• _Exercise_: Write out every entry, unchanged. Skip any picture.

• _Records shown_:
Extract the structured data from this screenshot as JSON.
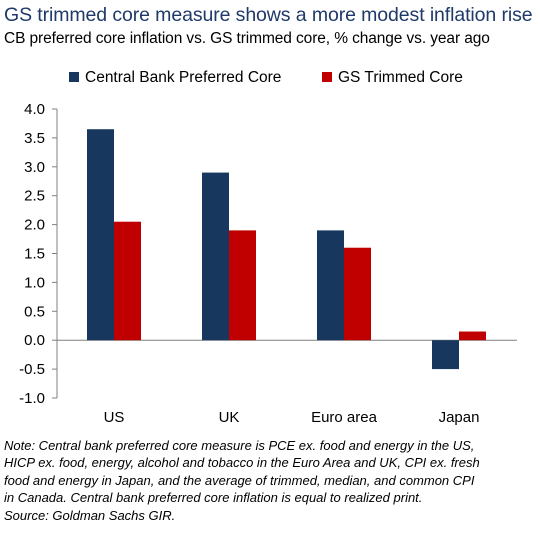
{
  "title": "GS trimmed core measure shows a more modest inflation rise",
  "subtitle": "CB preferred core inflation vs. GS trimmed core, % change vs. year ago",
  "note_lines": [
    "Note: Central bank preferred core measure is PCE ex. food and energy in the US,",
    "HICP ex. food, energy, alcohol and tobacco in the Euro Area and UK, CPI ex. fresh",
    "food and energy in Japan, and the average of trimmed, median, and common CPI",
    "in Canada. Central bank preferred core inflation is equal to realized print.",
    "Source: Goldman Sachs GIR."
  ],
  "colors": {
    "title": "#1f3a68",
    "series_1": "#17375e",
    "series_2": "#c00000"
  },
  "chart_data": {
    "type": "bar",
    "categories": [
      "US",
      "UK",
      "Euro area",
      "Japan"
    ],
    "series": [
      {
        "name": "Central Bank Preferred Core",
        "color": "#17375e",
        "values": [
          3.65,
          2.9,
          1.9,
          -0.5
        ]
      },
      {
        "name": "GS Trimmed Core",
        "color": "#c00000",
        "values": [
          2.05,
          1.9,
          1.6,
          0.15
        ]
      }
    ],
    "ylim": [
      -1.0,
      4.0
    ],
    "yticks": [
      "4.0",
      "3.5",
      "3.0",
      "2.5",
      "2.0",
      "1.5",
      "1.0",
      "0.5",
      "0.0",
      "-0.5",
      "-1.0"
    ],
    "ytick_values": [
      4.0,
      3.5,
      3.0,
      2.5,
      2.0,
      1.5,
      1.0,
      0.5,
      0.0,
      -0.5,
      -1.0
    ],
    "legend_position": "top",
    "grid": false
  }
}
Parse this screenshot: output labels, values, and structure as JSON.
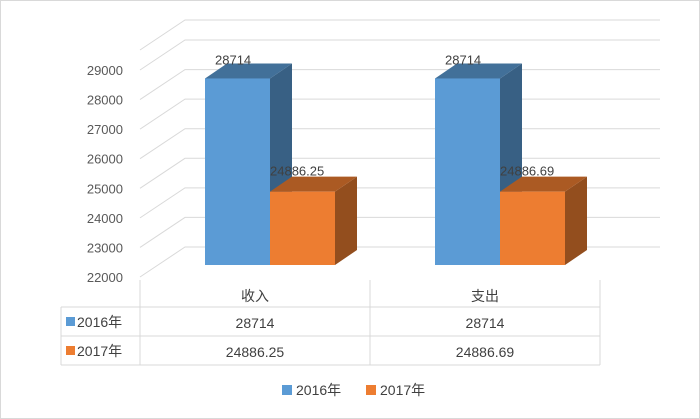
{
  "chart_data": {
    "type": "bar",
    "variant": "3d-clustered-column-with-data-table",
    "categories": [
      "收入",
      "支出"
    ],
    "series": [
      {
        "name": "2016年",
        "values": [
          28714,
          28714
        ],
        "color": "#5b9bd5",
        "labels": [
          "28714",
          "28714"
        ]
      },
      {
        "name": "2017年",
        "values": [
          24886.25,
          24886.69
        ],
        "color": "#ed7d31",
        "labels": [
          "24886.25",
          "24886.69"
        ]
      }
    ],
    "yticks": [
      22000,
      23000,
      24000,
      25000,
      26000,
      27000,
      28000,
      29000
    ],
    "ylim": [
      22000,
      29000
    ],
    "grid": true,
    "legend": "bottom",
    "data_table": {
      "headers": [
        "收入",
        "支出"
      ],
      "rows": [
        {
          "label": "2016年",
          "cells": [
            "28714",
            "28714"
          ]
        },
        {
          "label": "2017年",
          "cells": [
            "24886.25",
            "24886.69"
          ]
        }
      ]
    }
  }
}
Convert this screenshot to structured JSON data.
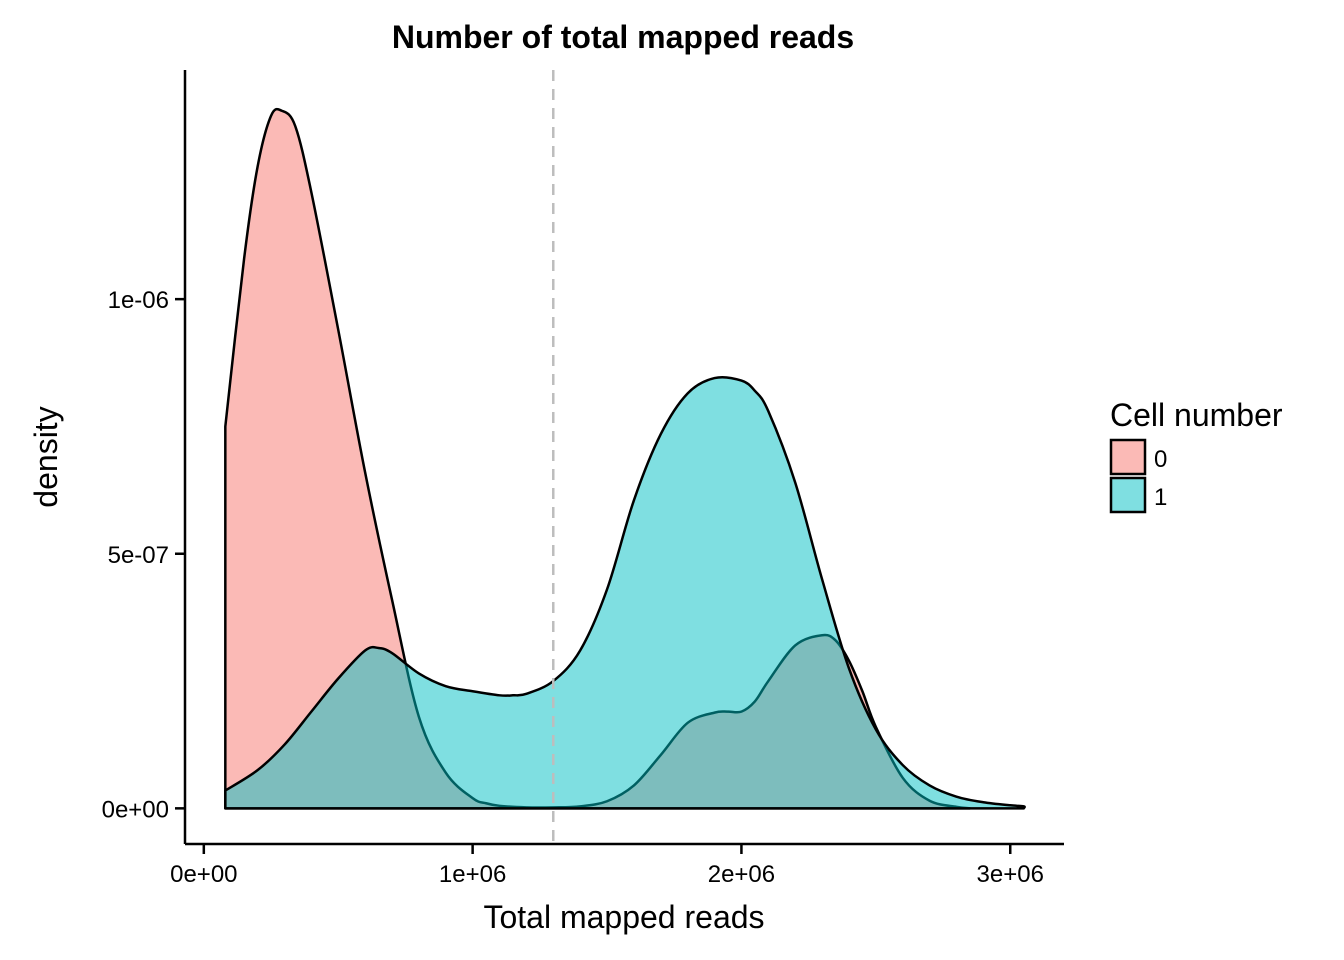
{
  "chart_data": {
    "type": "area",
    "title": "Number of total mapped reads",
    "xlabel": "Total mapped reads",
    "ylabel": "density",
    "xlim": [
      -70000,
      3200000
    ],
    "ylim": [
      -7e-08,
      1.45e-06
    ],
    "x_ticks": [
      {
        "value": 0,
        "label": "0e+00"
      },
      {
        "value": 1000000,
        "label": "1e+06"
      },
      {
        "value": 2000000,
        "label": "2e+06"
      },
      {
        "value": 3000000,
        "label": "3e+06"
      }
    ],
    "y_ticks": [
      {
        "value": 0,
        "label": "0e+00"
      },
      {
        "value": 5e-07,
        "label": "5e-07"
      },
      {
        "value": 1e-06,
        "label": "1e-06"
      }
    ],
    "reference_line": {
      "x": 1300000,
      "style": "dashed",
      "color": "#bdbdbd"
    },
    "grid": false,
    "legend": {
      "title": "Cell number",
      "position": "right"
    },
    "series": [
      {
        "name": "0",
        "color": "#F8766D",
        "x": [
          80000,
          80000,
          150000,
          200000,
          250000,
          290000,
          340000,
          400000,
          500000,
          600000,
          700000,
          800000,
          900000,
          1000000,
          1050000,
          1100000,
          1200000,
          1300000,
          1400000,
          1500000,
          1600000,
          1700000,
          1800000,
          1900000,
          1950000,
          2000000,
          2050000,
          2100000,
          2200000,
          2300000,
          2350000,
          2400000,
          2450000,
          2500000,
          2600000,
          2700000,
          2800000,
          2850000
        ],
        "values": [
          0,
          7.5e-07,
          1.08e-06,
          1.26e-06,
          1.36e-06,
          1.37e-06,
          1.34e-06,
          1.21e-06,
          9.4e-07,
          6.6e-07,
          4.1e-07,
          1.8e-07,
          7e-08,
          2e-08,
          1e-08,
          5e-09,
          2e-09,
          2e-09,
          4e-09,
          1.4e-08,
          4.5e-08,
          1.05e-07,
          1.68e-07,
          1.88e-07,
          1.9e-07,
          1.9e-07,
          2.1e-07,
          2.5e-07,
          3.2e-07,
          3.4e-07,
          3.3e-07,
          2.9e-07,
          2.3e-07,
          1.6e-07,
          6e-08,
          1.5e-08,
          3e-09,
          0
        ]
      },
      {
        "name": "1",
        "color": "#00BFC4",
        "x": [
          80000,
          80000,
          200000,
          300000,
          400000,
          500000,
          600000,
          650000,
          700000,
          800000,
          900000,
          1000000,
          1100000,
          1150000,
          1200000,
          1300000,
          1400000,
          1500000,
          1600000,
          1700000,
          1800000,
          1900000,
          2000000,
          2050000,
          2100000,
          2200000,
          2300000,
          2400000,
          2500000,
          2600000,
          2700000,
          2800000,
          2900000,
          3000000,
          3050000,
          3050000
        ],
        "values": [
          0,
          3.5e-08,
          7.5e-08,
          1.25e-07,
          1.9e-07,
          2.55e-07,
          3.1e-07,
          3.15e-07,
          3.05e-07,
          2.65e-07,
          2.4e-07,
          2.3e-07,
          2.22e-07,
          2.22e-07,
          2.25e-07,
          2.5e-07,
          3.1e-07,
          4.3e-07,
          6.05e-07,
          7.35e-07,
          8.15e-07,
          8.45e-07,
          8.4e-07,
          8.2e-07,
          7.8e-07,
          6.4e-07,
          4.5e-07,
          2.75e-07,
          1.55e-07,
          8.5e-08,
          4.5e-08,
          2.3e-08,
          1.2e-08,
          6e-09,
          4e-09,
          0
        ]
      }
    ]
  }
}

• _Exercise result_:
Extract the structured data from this screenshot as JSON.
{
  "title": "GS trimmed core measure shows a more modest inflation rise",
  "subtitle": "CB preferred core inflation vs. GS trimmed core, % change vs. year ago",
  "note_lines": [
    "Note: Central bank preferred core measure is PCE ex. food and energy in the US,",
    "HICP ex. food, energy, alcohol and tobacco in the Euro Area and UK, CPI ex. fresh",
    "food and energy in Japan, and the average of trimmed, median, and common CPI",
    "in Canada. Central bank preferred core inflation is equal to realized print.",
    "Source: Goldman Sachs GIR."
  ],
  "colors": {
    "title": "#1f3a68",
    "series_1": "#17375e",
    "series_2": "#c00000"
  },
  "chart_data": {
    "type": "bar",
    "categories": [
      "US",
      "UK",
      "Euro area",
      "Japan"
    ],
    "series": [
      {
        "name": "Central Bank Preferred Core",
        "color": "#17375e",
        "values": [
          3.65,
          2.9,
          1.9,
          -0.5
        ]
      },
      {
        "name": "GS Trimmed Core",
        "color": "#c00000",
        "values": [
          2.05,
          1.9,
          1.6,
          0.15
        ]
      }
    ],
    "ylim": [
      -1.0,
      4.0
    ],
    "yticks": [
      "4.0",
      "3.5",
      "3.0",
      "2.5",
      "2.0",
      "1.5",
      "1.0",
      "0.5",
      "0.0",
      "-0.5",
      "-1.0"
    ],
    "ytick_values": [
      4.0,
      3.5,
      3.0,
      2.5,
      2.0,
      1.5,
      1.0,
      0.5,
      0.0,
      -0.5,
      -1.0
    ],
    "legend_position": "top",
    "grid": false
  }
}
Parse this screenshot: output labels, values, and structure as JSON.
{
  "chart_data": {
    "type": "bar",
    "variant": "3d-clustered-column-with-data-table",
    "categories": [
      "收入",
      "支出"
    ],
    "series": [
      {
        "name": "2016年",
        "values": [
          28714,
          28714
        ],
        "color": "#5b9bd5",
        "labels": [
          "28714",
          "28714"
        ]
      },
      {
        "name": "2017年",
        "values": [
          24886.25,
          24886.69
        ],
        "color": "#ed7d31",
        "labels": [
          "24886.25",
          "24886.69"
        ]
      }
    ],
    "yticks": [
      22000,
      23000,
      24000,
      25000,
      26000,
      27000,
      28000,
      29000
    ],
    "ylim": [
      22000,
      29000
    ],
    "grid": true,
    "legend": "bottom",
    "data_table": {
      "headers": [
        "收入",
        "支出"
      ],
      "rows": [
        {
          "label": "2016年",
          "cells": [
            "28714",
            "28714"
          ]
        },
        {
          "label": "2017年",
          "cells": [
            "24886.25",
            "24886.69"
          ]
        }
      ]
    }
  }
}
Convert this screenshot to structured JSON data.
{
  "chart_data": {
    "type": "area",
    "title": "Number of total mapped reads",
    "xlabel": "Total mapped reads",
    "ylabel": "density",
    "xlim": [
      -70000,
      3200000
    ],
    "ylim": [
      -7e-08,
      1.45e-06
    ],
    "x_ticks": [
      {
        "value": 0,
        "label": "0e+00"
      },
      {
        "value": 1000000,
        "label": "1e+06"
      },
      {
        "value": 2000000,
        "label": "2e+06"
      },
      {
        "value": 3000000,
        "label": "3e+06"
      }
    ],
    "y_ticks": [
      {
        "value": 0,
        "label": "0e+00"
      },
      {
        "value": 5e-07,
        "label": "5e-07"
      },
      {
        "value": 1e-06,
        "label": "1e-06"
      }
    ],
    "reference_line": {
      "x": 1300000,
      "style": "dashed",
      "color": "#bdbdbd"
    },
    "grid": false,
    "legend": {
      "title": "Cell number",
      "position": "right"
    },
    "series": [
      {
        "name": "0",
        "color": "#F8766D",
        "x": [
          80000,
          80000,
          150000,
          200000,
          250000,
          290000,
          340000,
          400000,
          500000,
          600000,
          700000,
          800000,
          900000,
          1000000,
          1050000,
          1100000,
          1200000,
          1300000,
          1400000,
          1500000,
          1600000,
          1700000,
          1800000,
          1900000,
          1950000,
          2000000,
          2050000,
          2100000,
          2200000,
          2300000,
          2350000,
          2400000,
          2450000,
          2500000,
          2600000,
          2700000,
          2800000,
          2850000
        ],
        "values": [
          0,
          7.5e-07,
          1.08e-06,
          1.26e-06,
          1.36e-06,
          1.37e-06,
          1.34e-06,
          1.21e-06,
          9.4e-07,
          6.6e-07,
          4.1e-07,
          1.8e-07,
          7e-08,
          2e-08,
          1e-08,
          5e-09,
          2e-09,
          2e-09,
          4e-09,
          1.4e-08,
          4.5e-08,
          1.05e-07,
          1.68e-07,
          1.88e-07,
          1.9e-07,
          1.9e-07,
          2.1e-07,
          2.5e-07,
          3.2e-07,
          3.4e-07,
          3.3e-07,
          2.9e-07,
          2.3e-07,
          1.6e-07,
          6e-08,
          1.5e-08,
          3e-09,
          0
        ]
      },
      {
        "name": "1",
        "color": "#00BFC4",
        "x": [
          80000,
          80000,
          200000,
          300000,
          400000,
          500000,
          600000,
          650000,
          700000,
          800000,
          900000,
          1000000,
          1100000,
          1150000,
          1200000,
          1300000,
          1400000,
          1500000,
          1600000,
          1700000,
          1800000,
          1900000,
          2000000,
          2050000,
          2100000,
          2200000,
          2300000,
          2400000,
          2500000,
          2600000,
          2700000,
          2800000,
          2900000,
          3000000,
          3050000,
          3050000
        ],
        "values": [
          0,
          3.5e-08,
          7.5e-08,
          1.25e-07,
          1.9e-07,
          2.55e-07,
          3.1e-07,
          3.15e-07,
          3.05e-07,
          2.65e-07,
          2.4e-07,
          2.3e-07,
          2.22e-07,
          2.22e-07,
          2.25e-07,
          2.5e-07,
          3.1e-07,
          4.3e-07,
          6.05e-07,
          7.35e-07,
          8.15e-07,
          8.45e-07,
          8.4e-07,
          8.2e-07,
          7.8e-07,
          6.4e-07,
          4.5e-07,
          2.75e-07,
          1.55e-07,
          8.5e-08,
          4.5e-08,
          2.3e-08,
          1.2e-08,
          6e-09,
          4e-09,
          0
        ]
      }
    ]
  }
}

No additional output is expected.